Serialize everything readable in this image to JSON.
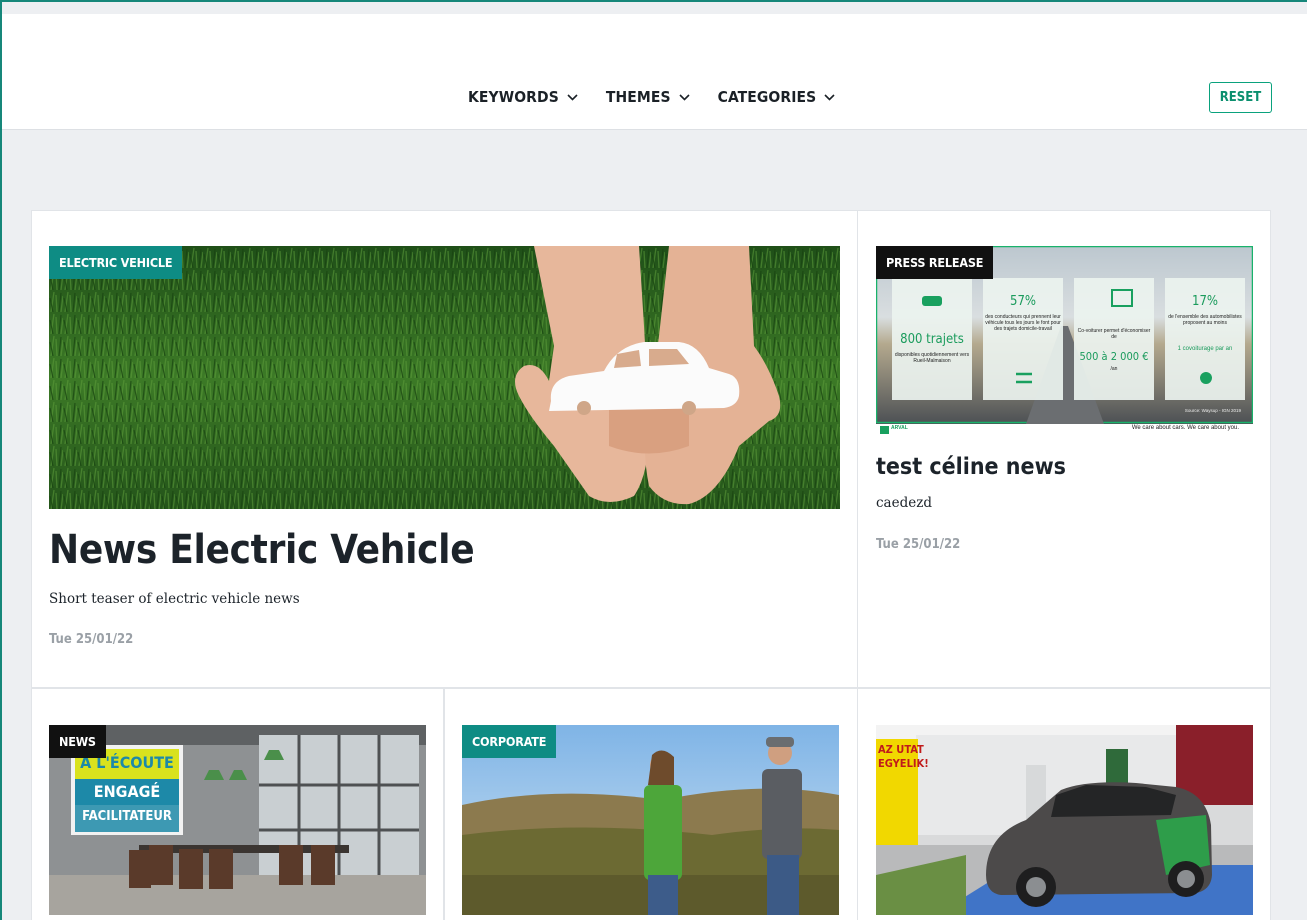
{
  "filters": {
    "keywords_label": "KEYWORDS",
    "themes_label": "THEMES",
    "categories_label": "CATEGORIES",
    "reset_label": "RESET"
  },
  "colors": {
    "accent": "#0aa27d",
    "tag_teal": "#0e8c84",
    "tag_black": "#111111",
    "page_bg": "#edeff2"
  },
  "cards": [
    {
      "tag": "ELECTRIC VEHICLE",
      "title": "News Electric Vehicle",
      "teaser": "Short teaser of electric vehicle news",
      "date": "Tue 25/01/22",
      "image": "hands-holding-paper-car-over-grass"
    },
    {
      "tag": "PRESS RELEASE",
      "title": "test céline news",
      "teaser": "caedezd",
      "date": "Tue 25/01/22",
      "image": "carpooling-infographic",
      "infographic": {
        "col1_big": "800 trajets",
        "col1_text": "disponibles quotidiennement vers Rueil-Malmaison",
        "col2_pct": "57%",
        "col2_text": "des conducteurs qui prennent leur véhicule tous les jours le font pour des trajets domicile-travail",
        "col3_text": "Co-voiturer permet d'économiser de",
        "col3_big": "500 à 2 000 €",
        "col3_sub": "/an",
        "col4_pct": "17%",
        "col4_text": "de l'ensemble des automobilistes proposent au moins",
        "col4_highlight": "1 covoiturage par an",
        "source": "Source: Waysup - IGN 2019",
        "brand": "ARVAL",
        "slogan": "We care about cars. We care about you."
      }
    },
    {
      "tag": "NEWS",
      "image": "meeting-room-with-billboard",
      "billboard": [
        "À L'ÉCOUTE",
        "ENGAGÉ",
        "FACILITATEUR"
      ]
    },
    {
      "tag": "CORPORATE",
      "image": "two-people-in-field"
    },
    {
      "tag": "",
      "image": "electric-car-at-charging-station",
      "sign": [
        "AZ UTAT",
        "EGYELIK!"
      ]
    }
  ]
}
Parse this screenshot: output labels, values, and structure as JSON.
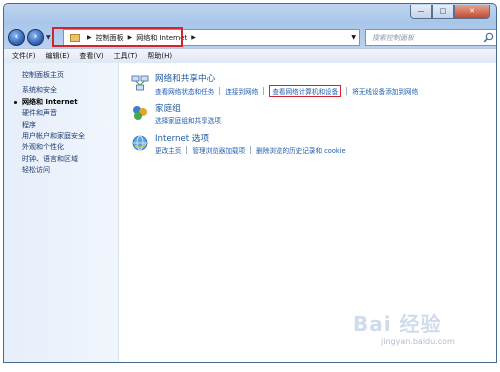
{
  "window": {
    "caption_buttons": {
      "minimize": "—",
      "maximize": "□",
      "close": "✕"
    }
  },
  "navbar": {
    "breadcrumb": [
      {
        "label": "控制面板"
      },
      {
        "label": "网络和 Internet"
      }
    ],
    "search_placeholder": "搜索控制面板",
    "refresh_symbol": "↻"
  },
  "menubar": {
    "items": [
      "文件(F)",
      "编辑(E)",
      "查看(V)",
      "工具(T)",
      "帮助(H)"
    ]
  },
  "sidebar": {
    "home": "控制面板主页",
    "items": [
      {
        "label": "系统和安全",
        "current": false
      },
      {
        "label": "网络和 Internet",
        "current": true
      },
      {
        "label": "硬件和声音",
        "current": false
      },
      {
        "label": "程序",
        "current": false
      },
      {
        "label": "用户帐户和家庭安全",
        "current": false
      },
      {
        "label": "外观和个性化",
        "current": false
      },
      {
        "label": "时钟、语言和区域",
        "current": false
      },
      {
        "label": "轻松访问",
        "current": false
      }
    ]
  },
  "categories": [
    {
      "title": "网络和共享中心",
      "icon": "network-sharing-icon",
      "links": [
        "查看网络状态和任务",
        "连接到网络",
        "查看网络计算机和设备",
        "将无线设备添加到网络"
      ],
      "highlighted_link_index": 2
    },
    {
      "title": "家庭组",
      "icon": "homegroup-icon",
      "links": [
        "选择家庭组和共享选项"
      ]
    },
    {
      "title": "Internet 选项",
      "icon": "internet-options-icon",
      "links": [
        "更改主页",
        "管理浏览器加载项",
        "删除浏览的历史记录和 cookie"
      ]
    }
  ],
  "watermark": {
    "logo_text": "Bai 经验",
    "sub_text": "jingyan.baidu.com"
  },
  "colors": {
    "link": "#1f5cb0",
    "category_title": "#1c5a9e",
    "highlight": "#d1242b",
    "sidebar_bg": "#e6eefa"
  }
}
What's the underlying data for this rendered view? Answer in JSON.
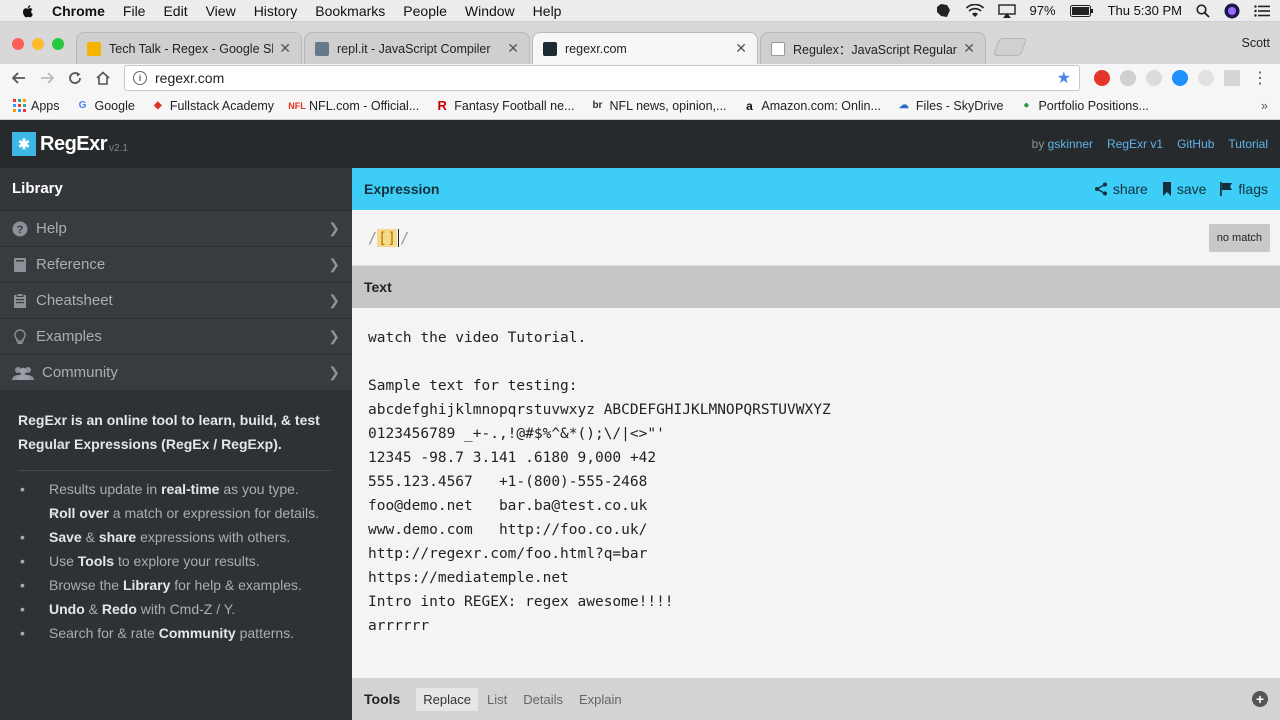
{
  "menubar": {
    "app": "Chrome",
    "items": [
      "File",
      "Edit",
      "View",
      "History",
      "Bookmarks",
      "People",
      "Window",
      "Help"
    ],
    "battery": "97%",
    "clock": "Thu 5:30 PM"
  },
  "tabs": [
    {
      "title": "Tech Talk - Regex - Google Sli",
      "favicon_color": "#f4b400",
      "active": false
    },
    {
      "title": "repl.it - JavaScript Compiler",
      "favicon_color": "#667a8a",
      "active": false
    },
    {
      "title": "regexr.com",
      "favicon_color": "#1e2a33",
      "active": true
    },
    {
      "title": "Regulex：JavaScript Regular E",
      "favicon_color": "#ffffff",
      "active": false
    }
  ],
  "profile": "Scott",
  "address": {
    "url": "regexr.com"
  },
  "bookmarks": [
    {
      "label": "Apps",
      "icon": "apps-grid-icon"
    },
    {
      "label": "Google",
      "icon": "google-icon"
    },
    {
      "label": "Fullstack Academy",
      "icon": "fullstack-icon"
    },
    {
      "label": "NFL.com - Official...",
      "icon": "nfl-icon"
    },
    {
      "label": "Fantasy Football ne...",
      "icon": "rotoworld-icon"
    },
    {
      "label": "NFL news, opinion,...",
      "icon": "bleacher-report-icon"
    },
    {
      "label": "Amazon.com: Onlin...",
      "icon": "amazon-icon"
    },
    {
      "label": "Files - SkyDrive",
      "icon": "skydrive-icon"
    },
    {
      "label": "Portfolio Positions...",
      "icon": "portfolio-icon"
    }
  ],
  "regexr": {
    "logo": "RegExr",
    "version": "v2.1",
    "header_links": {
      "by_prefix": "by",
      "by_name": "gskinner",
      "v1": "RegExr v1",
      "github": "GitHub",
      "tutorial": "Tutorial"
    },
    "sidebar": {
      "title": "Library",
      "items": [
        {
          "label": "Help",
          "icon": "help-icon"
        },
        {
          "label": "Reference",
          "icon": "book-icon"
        },
        {
          "label": "Cheatsheet",
          "icon": "clipboard-icon"
        },
        {
          "label": "Examples",
          "icon": "lightbulb-icon"
        },
        {
          "label": "Community",
          "icon": "people-icon"
        }
      ],
      "lead": "RegExr is an online tool to learn, build, & test Regular Expressions (RegEx / RegExp).",
      "bullets": [
        {
          "pre": "Results update in ",
          "bold": "real-time",
          "post": " as you type."
        },
        {
          "pre": "",
          "bold": "Roll over",
          "post": " a match or expression for details."
        },
        {
          "pre": "",
          "bold": "Save",
          "mid": " & ",
          "bold2": "share",
          "post": " expressions with others."
        },
        {
          "pre": "Use ",
          "bold": "Tools",
          "post": " to explore your results."
        },
        {
          "pre": "Browse the ",
          "bold": "Library",
          "post": " for help & examples."
        },
        {
          "pre": "",
          "bold": "Undo",
          "mid": " & ",
          "bold2": "Redo",
          "post": " with Cmd-Z / Y."
        },
        {
          "pre": "Search for & rate ",
          "bold": "Community",
          "post": " patterns."
        }
      ]
    },
    "expression": {
      "label": "Expression",
      "share": "share",
      "save": "save",
      "flags": "flags",
      "open_delim": "/",
      "pattern": "[]",
      "close_delim": "/",
      "status": "no match"
    },
    "text": {
      "label": "Text",
      "lines": [
        "watch the video Tutorial.",
        "",
        "Sample text for testing:",
        "abcdefghijklmnopqrstuvwxyz ABCDEFGHIJKLMNOPQRSTUVWXYZ",
        "0123456789 _+-.,!@#$%^&*();\\/|<>\"'",
        "12345 -98.7 3.141 .6180 9,000 +42",
        "555.123.4567   +1-(800)-555-2468",
        "foo@demo.net   bar.ba@test.co.uk",
        "www.demo.com   http://foo.co.uk/",
        "http://regexr.com/foo.html?q=bar",
        "https://mediatemple.net",
        "Intro into REGEX: regex awesome!!!!",
        "arrrrrr"
      ]
    },
    "tools": {
      "label": "Tools",
      "tabs": [
        "Replace",
        "List",
        "Details",
        "Explain"
      ],
      "active": "Replace"
    }
  }
}
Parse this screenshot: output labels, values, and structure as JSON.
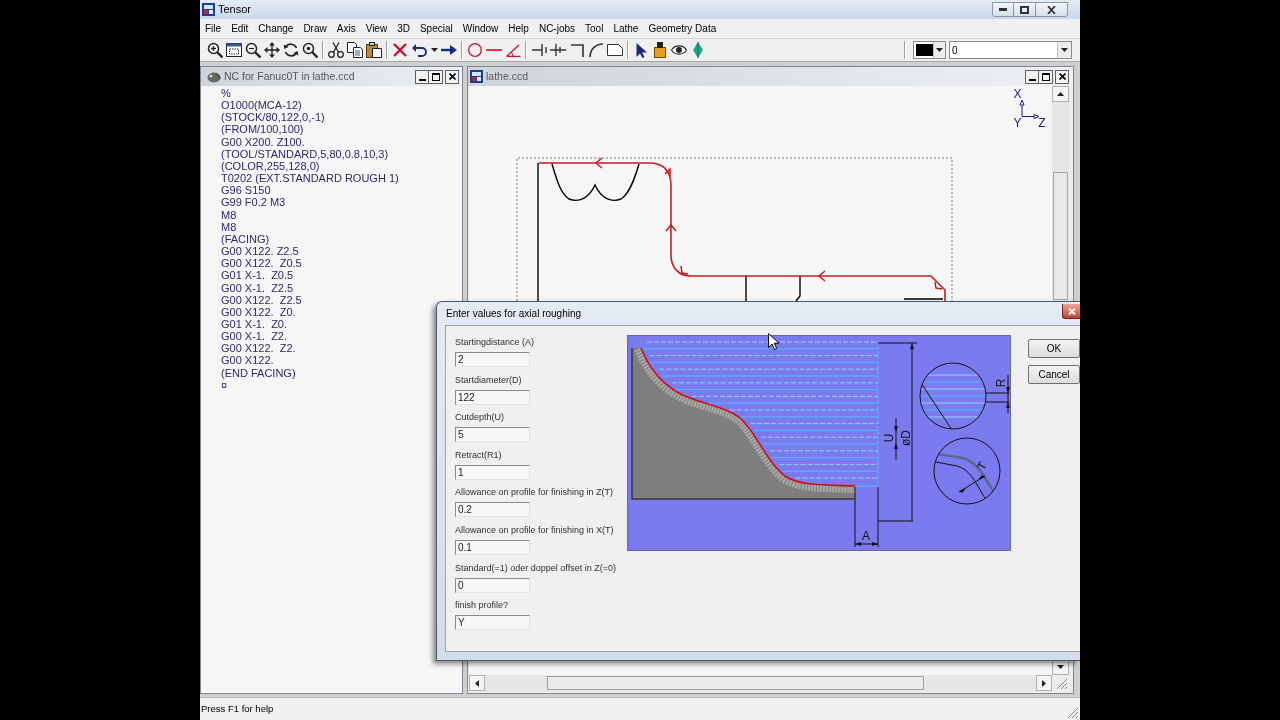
{
  "window": {
    "title": "Tensor"
  },
  "menu": [
    "File",
    "Edit",
    "Change",
    "Draw",
    "Axis",
    "View",
    "3D",
    "Special",
    "Window",
    "Help",
    "NC-jobs",
    "Tool",
    "Lathe",
    "Geometry Data"
  ],
  "toolbar": {
    "color": "#000000",
    "layer": "0"
  },
  "nc_window": {
    "title": "NC for Fanuc0T in lathe.ccd",
    "lines": [
      "%",
      "O1000(MCA-12)",
      "(STOCK/80,122,0,-1)",
      "(FROM/100,100)",
      "G00 X200. Z100.",
      "(TOOL/STANDARD,5,80,0.8,10,3)",
      "(COLOR,255,128,0)",
      "T0202 (EXT.STANDARD ROUGH 1)",
      "G96 S150",
      "G99 F0.2 M3",
      "M8",
      "M8",
      "(FACING)",
      "G00 X122. Z2.5",
      "G00 X122.  Z0.5",
      "G01 X-1.  Z0.5",
      "G00 X-1.  Z2.5",
      "G00 X122.  Z2.5",
      "G00 X122.  Z0.",
      "G01 X-1.  Z0.",
      "G00 X-1.  Z2.",
      "G00 X122.  Z2.",
      "G00 X122.",
      "(END FACING)",
      "¤"
    ]
  },
  "drawing_window": {
    "title": "lathe.ccd",
    "axes": [
      "X",
      "Y",
      "Z"
    ]
  },
  "dialog": {
    "title": "Enter values for axial roughing",
    "fields": [
      {
        "label": "Startingdistance (A)",
        "value": "2"
      },
      {
        "label": "Startdiameter(D)",
        "value": "122"
      },
      {
        "label": "Cutdepth(U)",
        "value": "5"
      },
      {
        "label": "Retract(R1)",
        "value": "1"
      },
      {
        "label": "Allowance on profile for finishing in Z(T)",
        "value": "0.2"
      },
      {
        "label": "Allowance on profile for finishing in X(T)",
        "value": "0.1"
      },
      {
        "label": "Standard(=1) oder doppel offset in Z(=0)",
        "value": "0"
      },
      {
        "label": "finish profile?",
        "value": "Y"
      }
    ],
    "diagram_labels": [
      "U",
      "øD",
      "R",
      "T",
      "A"
    ],
    "buttons": [
      "OK",
      "Cancel"
    ]
  },
  "status_bar": {
    "text": "Press F1 for help"
  }
}
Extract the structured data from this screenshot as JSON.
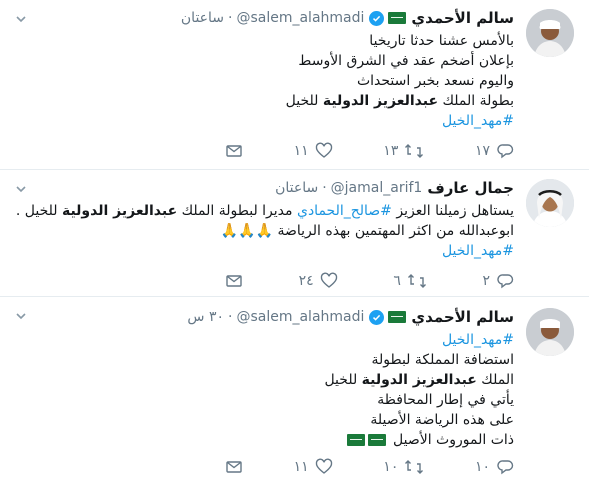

# Given task:
Search the entries for the word "trajets", then list each line that holds it.

# Reply:
        "col1_big": "800 trajets",
        "col2_text": "des conducteurs qui prennent leur véhicule tous les jours le font pour des trajets domicile-travail",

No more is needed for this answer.